╭──

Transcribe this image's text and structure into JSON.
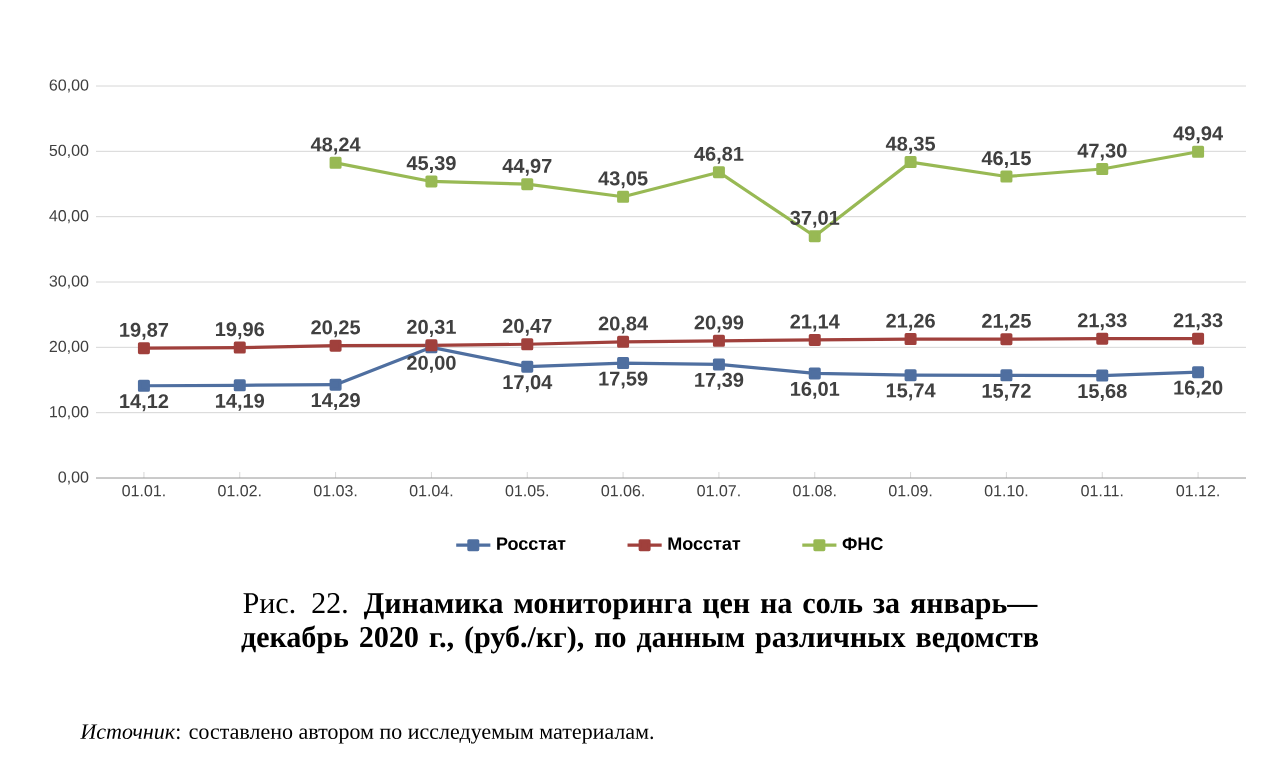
{
  "chart_data": {
    "type": "line",
    "title": "Рис. 22. **Динамика мониторинга цен на соль за январь—декабрь 2020 г., (руб./кг), по данным различных ведомств**",
    "annotations": [
      "*Источник*: составлено автором по исследуемым материалам."
    ],
    "categories": [
      "01.01.",
      "01.02.",
      "01.03.",
      "01.04.",
      "01.05.",
      "01.06.",
      "01.07.",
      "01.08.",
      "01.09.",
      "01.10.",
      "01.11.",
      "01.12."
    ],
    "series": [
      {
        "name": "Росстат",
        "color": "#4f6fa0",
        "values": [
          14.12,
          14.19,
          14.29,
          20.0,
          17.04,
          17.59,
          17.39,
          16.01,
          15.74,
          15.72,
          15.68,
          16.2
        ],
        "value_labels": [
          "14,12",
          "14,19",
          "14,29",
          "20,00",
          "17,04",
          "17,59",
          "17,39",
          "16,01",
          "15,74",
          "15,72",
          "15,68",
          "16,20"
        ]
      },
      {
        "name": "Мосстат",
        "color": "#a0403c",
        "values": [
          19.87,
          19.96,
          20.25,
          20.31,
          20.47,
          20.84,
          20.99,
          21.14,
          21.26,
          21.25,
          21.33,
          21.33
        ],
        "value_labels": [
          "19,87",
          "19,96",
          "20,25",
          "20,31",
          "20,47",
          "20,84",
          "20,99",
          "21,14",
          "21,26",
          "21,25",
          "21,33",
          "21,33"
        ]
      },
      {
        "name": "ФНС",
        "color": "#98b954",
        "values": [
          null,
          null,
          48.24,
          45.39,
          44.97,
          43.05,
          46.81,
          37.01,
          48.35,
          46.15,
          47.3,
          49.94
        ],
        "value_labels": [
          null,
          null,
          "48,24",
          "45,39",
          "44,97",
          "43,05",
          "46,81",
          "37,01",
          "48,35",
          "46,15",
          "47,30",
          "49,94"
        ]
      }
    ],
    "ylim": [
      0,
      60
    ],
    "yticks": [
      {
        "value": 0,
        "label": "0,00"
      },
      {
        "value": 10,
        "label": "10,00"
      },
      {
        "value": 20,
        "label": "20,00"
      },
      {
        "value": 30,
        "label": "30,00"
      },
      {
        "value": 40,
        "label": "40,00"
      },
      {
        "value": 50,
        "label": "50,00"
      },
      {
        "value": 60,
        "label": "60,00"
      }
    ],
    "grid": "y",
    "legend": "bottom",
    "marker": "square",
    "line_style": "solid"
  }
}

╰──

__Set problem__
Skip the pictures and transcribe the rest of the records exactly.

__Solution for this exercise__
Transcribe this image's text and structure into JSON.
{
  "chart_data": {
    "type": "line",
    "title": "Рис. 22. **Динамика мониторинга цен на соль за январь—декабрь 2020 г., (руб./кг), по данным различных ведомств**",
    "annotations": [
      "*Источник*: составлено автором по исследуемым материалам."
    ],
    "categories": [
      "01.01.",
      "01.02.",
      "01.03.",
      "01.04.",
      "01.05.",
      "01.06.",
      "01.07.",
      "01.08.",
      "01.09.",
      "01.10.",
      "01.11.",
      "01.12."
    ],
    "series": [
      {
        "name": "Росстат",
        "color": "#4f6fa0",
        "values": [
          14.12,
          14.19,
          14.29,
          20.0,
          17.04,
          17.59,
          17.39,
          16.01,
          15.74,
          15.72,
          15.68,
          16.2
        ],
        "value_labels": [
          "14,12",
          "14,19",
          "14,29",
          "20,00",
          "17,04",
          "17,59",
          "17,39",
          "16,01",
          "15,74",
          "15,72",
          "15,68",
          "16,20"
        ]
      },
      {
        "name": "Мосстат",
        "color": "#a0403c",
        "values": [
          19.87,
          19.96,
          20.25,
          20.31,
          20.47,
          20.84,
          20.99,
          21.14,
          21.26,
          21.25,
          21.33,
          21.33
        ],
        "value_labels": [
          "19,87",
          "19,96",
          "20,25",
          "20,31",
          "20,47",
          "20,84",
          "20,99",
          "21,14",
          "21,26",
          "21,25",
          "21,33",
          "21,33"
        ]
      },
      {
        "name": "ФНС",
        "color": "#98b954",
        "values": [
          null,
          null,
          48.24,
          45.39,
          44.97,
          43.05,
          46.81,
          37.01,
          48.35,
          46.15,
          47.3,
          49.94
        ],
        "value_labels": [
          null,
          null,
          "48,24",
          "45,39",
          "44,97",
          "43,05",
          "46,81",
          "37,01",
          "48,35",
          "46,15",
          "47,30",
          "49,94"
        ]
      }
    ],
    "ylim": [
      0,
      60
    ],
    "yticks": [
      {
        "value": 0,
        "label": "0,00"
      },
      {
        "value": 10,
        "label": "10,00"
      },
      {
        "value": 20,
        "label": "20,00"
      },
      {
        "value": 30,
        "label": "30,00"
      },
      {
        "value": 40,
        "label": "40,00"
      },
      {
        "value": 50,
        "label": "50,00"
      },
      {
        "value": 60,
        "label": "60,00"
      }
    ],
    "grid": "y",
    "legend": "bottom",
    "marker": "square",
    "line_style": "solid"
  }
}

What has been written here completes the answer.